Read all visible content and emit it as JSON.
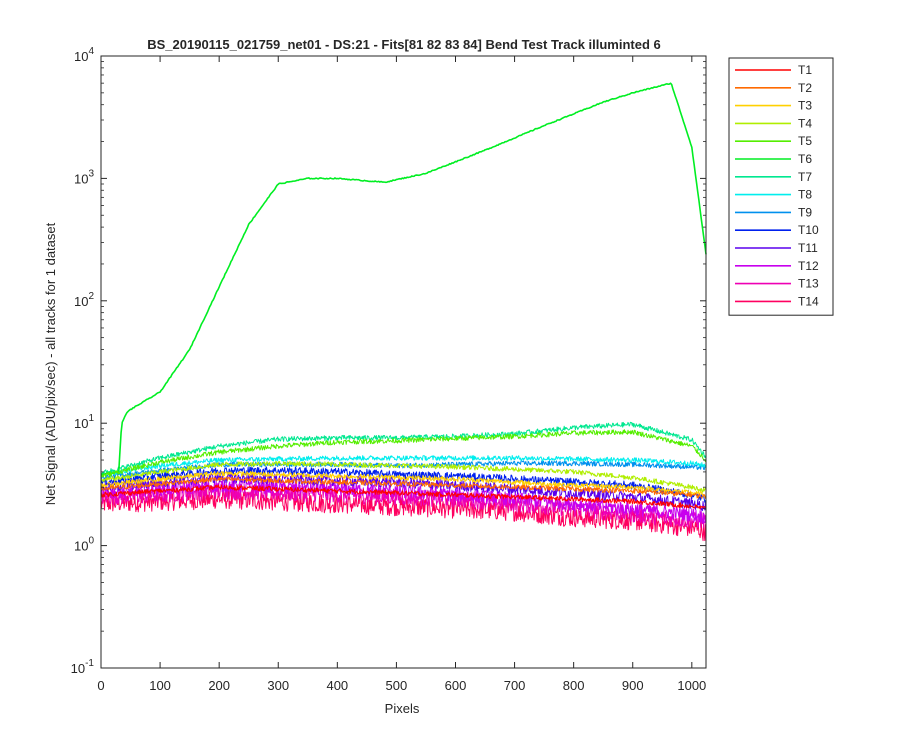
{
  "chart_data": {
    "type": "line",
    "title": "BS_20190115_021759_net01 - DS:21 - Fits[81  82  83  84]   Bend Test        Track illuminted 6",
    "xlabel": "Pixels",
    "ylabel": "Net Signal (ADU/pix/sec) - all tracks for 1 dataset",
    "xlim": [
      0,
      1024
    ],
    "ylim": [
      0.1,
      10000
    ],
    "yscale": "log",
    "xticks": [
      0,
      100,
      200,
      300,
      400,
      500,
      600,
      700,
      800,
      900,
      1000
    ],
    "yticks": [
      {
        "base": "10",
        "exp": "-1",
        "value": 0.1
      },
      {
        "base": "10",
        "exp": "0",
        "value": 1
      },
      {
        "base": "10",
        "exp": "1",
        "value": 10
      },
      {
        "base": "10",
        "exp": "2",
        "value": 100
      },
      {
        "base": "10",
        "exp": "3",
        "value": 1000
      },
      {
        "base": "10",
        "exp": "4",
        "value": 10000
      }
    ],
    "legend_position": "outside-right-top",
    "grid": false,
    "series": [
      {
        "name": "T1",
        "color": "#ff0000",
        "x": [
          0,
          100,
          200,
          300,
          400,
          500,
          600,
          700,
          800,
          900,
          1000,
          1024
        ],
        "y": [
          2.6,
          2.8,
          3.0,
          2.9,
          2.8,
          2.7,
          2.6,
          2.5,
          2.4,
          2.3,
          2.1,
          2.0
        ]
      },
      {
        "name": "T2",
        "color": "#ff6a00",
        "x": [
          0,
          100,
          200,
          300,
          400,
          500,
          600,
          700,
          800,
          900,
          1000,
          1024
        ],
        "y": [
          2.9,
          3.2,
          3.5,
          3.4,
          3.3,
          3.2,
          3.1,
          3.0,
          2.9,
          2.8,
          2.6,
          2.5
        ]
      },
      {
        "name": "T3",
        "color": "#ffd000",
        "x": [
          0,
          100,
          200,
          300,
          400,
          500,
          600,
          700,
          800,
          900,
          1000,
          1024
        ],
        "y": [
          3.1,
          3.5,
          3.9,
          3.8,
          3.7,
          3.6,
          3.5,
          3.3,
          3.1,
          3.0,
          2.7,
          2.6
        ]
      },
      {
        "name": "T4",
        "color": "#b0ee00",
        "x": [
          0,
          100,
          200,
          300,
          400,
          500,
          600,
          700,
          800,
          900,
          1000,
          1024
        ],
        "y": [
          3.4,
          4.0,
          4.6,
          4.7,
          4.6,
          4.5,
          4.4,
          4.2,
          4.0,
          3.6,
          3.0,
          2.8
        ]
      },
      {
        "name": "T5",
        "color": "#55ee00",
        "x": [
          0,
          100,
          200,
          300,
          400,
          500,
          600,
          700,
          800,
          900,
          1000,
          1024
        ],
        "y": [
          3.7,
          4.8,
          5.8,
          6.5,
          7.0,
          7.2,
          7.5,
          7.8,
          8.3,
          8.5,
          6.5,
          5.0
        ]
      },
      {
        "name": "T6",
        "color": "#00ee22",
        "x": [
          0,
          30,
          35,
          45,
          100,
          150,
          200,
          250,
          300,
          350,
          400,
          480,
          550,
          650,
          750,
          850,
          900,
          965,
          1000,
          1024
        ],
        "y": [
          3.8,
          4.0,
          10,
          12.5,
          18,
          40,
          130,
          420,
          900,
          1000,
          1000,
          930,
          1100,
          1700,
          2700,
          4200,
          5000,
          6000,
          1800,
          240
        ]
      },
      {
        "name": "T7",
        "color": "#00e890",
        "x": [
          0,
          100,
          200,
          300,
          400,
          500,
          600,
          700,
          800,
          900,
          1000,
          1024
        ],
        "y": [
          3.9,
          5.2,
          6.5,
          7.4,
          7.6,
          7.6,
          7.8,
          8.2,
          9.2,
          9.8,
          7.3,
          5.3
        ]
      },
      {
        "name": "T8",
        "color": "#00eeee",
        "x": [
          0,
          100,
          200,
          300,
          400,
          500,
          600,
          700,
          800,
          900,
          1000,
          1024
        ],
        "y": [
          3.8,
          4.5,
          5.0,
          5.1,
          5.2,
          5.2,
          5.2,
          5.2,
          5.1,
          5.0,
          4.7,
          4.5
        ]
      },
      {
        "name": "T9",
        "color": "#0090ee",
        "x": [
          0,
          100,
          200,
          300,
          400,
          500,
          600,
          700,
          800,
          900,
          1000,
          1024
        ],
        "y": [
          3.6,
          4.1,
          4.6,
          4.6,
          4.6,
          4.5,
          4.6,
          4.7,
          4.7,
          4.6,
          4.4,
          4.3
        ]
      },
      {
        "name": "T10",
        "color": "#0020ee",
        "x": [
          0,
          100,
          200,
          300,
          400,
          500,
          600,
          700,
          800,
          900,
          1000,
          1024
        ],
        "y": [
          3.3,
          3.7,
          4.1,
          4.1,
          4.0,
          3.8,
          3.7,
          3.5,
          3.3,
          3.1,
          2.6,
          2.4
        ]
      },
      {
        "name": "T11",
        "color": "#5a00ee",
        "x": [
          0,
          100,
          200,
          300,
          400,
          500,
          600,
          700,
          800,
          900,
          1000,
          1024
        ],
        "y": [
          3.0,
          3.3,
          3.6,
          3.5,
          3.4,
          3.3,
          3.1,
          2.9,
          2.7,
          2.5,
          2.2,
          2.1
        ]
      },
      {
        "name": "T12",
        "color": "#c800ee",
        "x": [
          0,
          100,
          200,
          300,
          400,
          500,
          600,
          700,
          800,
          900,
          1000,
          1024
        ],
        "y": [
          2.7,
          2.9,
          3.1,
          3.0,
          2.9,
          2.8,
          2.6,
          2.4,
          2.2,
          2.0,
          1.8,
          1.7
        ]
      },
      {
        "name": "T13",
        "color": "#ee00b4",
        "x": [
          0,
          100,
          200,
          300,
          400,
          500,
          600,
          700,
          800,
          900,
          1000,
          1024
        ],
        "y": [
          2.5,
          2.6,
          2.8,
          2.7,
          2.6,
          2.5,
          2.4,
          2.2,
          2.0,
          1.8,
          1.6,
          1.6
        ]
      },
      {
        "name": "T14",
        "color": "#ff0060",
        "x": [
          0,
          100,
          200,
          300,
          400,
          500,
          600,
          700,
          800,
          900,
          1000,
          1024
        ],
        "y": [
          2.2,
          2.3,
          2.4,
          2.3,
          2.2,
          2.1,
          2.0,
          1.9,
          1.7,
          1.6,
          1.4,
          1.3
        ]
      }
    ]
  }
}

-------

# [GIVEN EXERCISE]
All of the data above should be quoted exactly, except for the pictures.

# [ANSWER BELOW]
Read all visible content and emit it as JSON.
{
  "chart_data": {
    "type": "line",
    "title": "BS_20190115_021759_net01 - DS:21 - Fits[81  82  83  84]   Bend Test        Track illuminted 6",
    "xlabel": "Pixels",
    "ylabel": "Net Signal (ADU/pix/sec) - all tracks for 1 dataset",
    "xlim": [
      0,
      1024
    ],
    "ylim": [
      0.1,
      10000
    ],
    "yscale": "log",
    "xticks": [
      0,
      100,
      200,
      300,
      400,
      500,
      600,
      700,
      800,
      900,
      1000
    ],
    "yticks": [
      {
        "base": "10",
        "exp": "-1",
        "value": 0.1
      },
      {
        "base": "10",
        "exp": "0",
        "value": 1
      },
      {
        "base": "10",
        "exp": "1",
        "value": 10
      },
      {
        "base": "10",
        "exp": "2",
        "value": 100
      },
      {
        "base": "10",
        "exp": "3",
        "value": 1000
      },
      {
        "base": "10",
        "exp": "4",
        "value": 10000
      }
    ],
    "legend_position": "outside-right-top",
    "grid": false,
    "series": [
      {
        "name": "T1",
        "color": "#ff0000",
        "x": [
          0,
          100,
          200,
          300,
          400,
          500,
          600,
          700,
          800,
          900,
          1000,
          1024
        ],
        "y": [
          2.6,
          2.8,
          3.0,
          2.9,
          2.8,
          2.7,
          2.6,
          2.5,
          2.4,
          2.3,
          2.1,
          2.0
        ]
      },
      {
        "name": "T2",
        "color": "#ff6a00",
        "x": [
          0,
          100,
          200,
          300,
          400,
          500,
          600,
          700,
          800,
          900,
          1000,
          1024
        ],
        "y": [
          2.9,
          3.2,
          3.5,
          3.4,
          3.3,
          3.2,
          3.1,
          3.0,
          2.9,
          2.8,
          2.6,
          2.5
        ]
      },
      {
        "name": "T3",
        "color": "#ffd000",
        "x": [
          0,
          100,
          200,
          300,
          400,
          500,
          600,
          700,
          800,
          900,
          1000,
          1024
        ],
        "y": [
          3.1,
          3.5,
          3.9,
          3.8,
          3.7,
          3.6,
          3.5,
          3.3,
          3.1,
          3.0,
          2.7,
          2.6
        ]
      },
      {
        "name": "T4",
        "color": "#b0ee00",
        "x": [
          0,
          100,
          200,
          300,
          400,
          500,
          600,
          700,
          800,
          900,
          1000,
          1024
        ],
        "y": [
          3.4,
          4.0,
          4.6,
          4.7,
          4.6,
          4.5,
          4.4,
          4.2,
          4.0,
          3.6,
          3.0,
          2.8
        ]
      },
      {
        "name": "T5",
        "color": "#55ee00",
        "x": [
          0,
          100,
          200,
          300,
          400,
          500,
          600,
          700,
          800,
          900,
          1000,
          1024
        ],
        "y": [
          3.7,
          4.8,
          5.8,
          6.5,
          7.0,
          7.2,
          7.5,
          7.8,
          8.3,
          8.5,
          6.5,
          5.0
        ]
      },
      {
        "name": "T6",
        "color": "#00ee22",
        "x": [
          0,
          30,
          35,
          45,
          100,
          150,
          200,
          250,
          300,
          350,
          400,
          480,
          550,
          650,
          750,
          850,
          900,
          965,
          1000,
          1024
        ],
        "y": [
          3.8,
          4.0,
          10,
          12.5,
          18,
          40,
          130,
          420,
          900,
          1000,
          1000,
          930,
          1100,
          1700,
          2700,
          4200,
          5000,
          6000,
          1800,
          240
        ]
      },
      {
        "name": "T7",
        "color": "#00e890",
        "x": [
          0,
          100,
          200,
          300,
          400,
          500,
          600,
          700,
          800,
          900,
          1000,
          1024
        ],
        "y": [
          3.9,
          5.2,
          6.5,
          7.4,
          7.6,
          7.6,
          7.8,
          8.2,
          9.2,
          9.8,
          7.3,
          5.3
        ]
      },
      {
        "name": "T8",
        "color": "#00eeee",
        "x": [
          0,
          100,
          200,
          300,
          400,
          500,
          600,
          700,
          800,
          900,
          1000,
          1024
        ],
        "y": [
          3.8,
          4.5,
          5.0,
          5.1,
          5.2,
          5.2,
          5.2,
          5.2,
          5.1,
          5.0,
          4.7,
          4.5
        ]
      },
      {
        "name": "T9",
        "color": "#0090ee",
        "x": [
          0,
          100,
          200,
          300,
          400,
          500,
          600,
          700,
          800,
          900,
          1000,
          1024
        ],
        "y": [
          3.6,
          4.1,
          4.6,
          4.6,
          4.6,
          4.5,
          4.6,
          4.7,
          4.7,
          4.6,
          4.4,
          4.3
        ]
      },
      {
        "name": "T10",
        "color": "#0020ee",
        "x": [
          0,
          100,
          200,
          300,
          400,
          500,
          600,
          700,
          800,
          900,
          1000,
          1024
        ],
        "y": [
          3.3,
          3.7,
          4.1,
          4.1,
          4.0,
          3.8,
          3.7,
          3.5,
          3.3,
          3.1,
          2.6,
          2.4
        ]
      },
      {
        "name": "T11",
        "color": "#5a00ee",
        "x": [
          0,
          100,
          200,
          300,
          400,
          500,
          600,
          700,
          800,
          900,
          1000,
          1024
        ],
        "y": [
          3.0,
          3.3,
          3.6,
          3.5,
          3.4,
          3.3,
          3.1,
          2.9,
          2.7,
          2.5,
          2.2,
          2.1
        ]
      },
      {
        "name": "T12",
        "color": "#c800ee",
        "x": [
          0,
          100,
          200,
          300,
          400,
          500,
          600,
          700,
          800,
          900,
          1000,
          1024
        ],
        "y": [
          2.7,
          2.9,
          3.1,
          3.0,
          2.9,
          2.8,
          2.6,
          2.4,
          2.2,
          2.0,
          1.8,
          1.7
        ]
      },
      {
        "name": "T13",
        "color": "#ee00b4",
        "x": [
          0,
          100,
          200,
          300,
          400,
          500,
          600,
          700,
          800,
          900,
          1000,
          1024
        ],
        "y": [
          2.5,
          2.6,
          2.8,
          2.7,
          2.6,
          2.5,
          2.4,
          2.2,
          2.0,
          1.8,
          1.6,
          1.6
        ]
      },
      {
        "name": "T14",
        "color": "#ff0060",
        "x": [
          0,
          100,
          200,
          300,
          400,
          500,
          600,
          700,
          800,
          900,
          1000,
          1024
        ],
        "y": [
          2.2,
          2.3,
          2.4,
          2.3,
          2.2,
          2.1,
          2.0,
          1.9,
          1.7,
          1.6,
          1.4,
          1.3
        ]
      }
    ]
  }
}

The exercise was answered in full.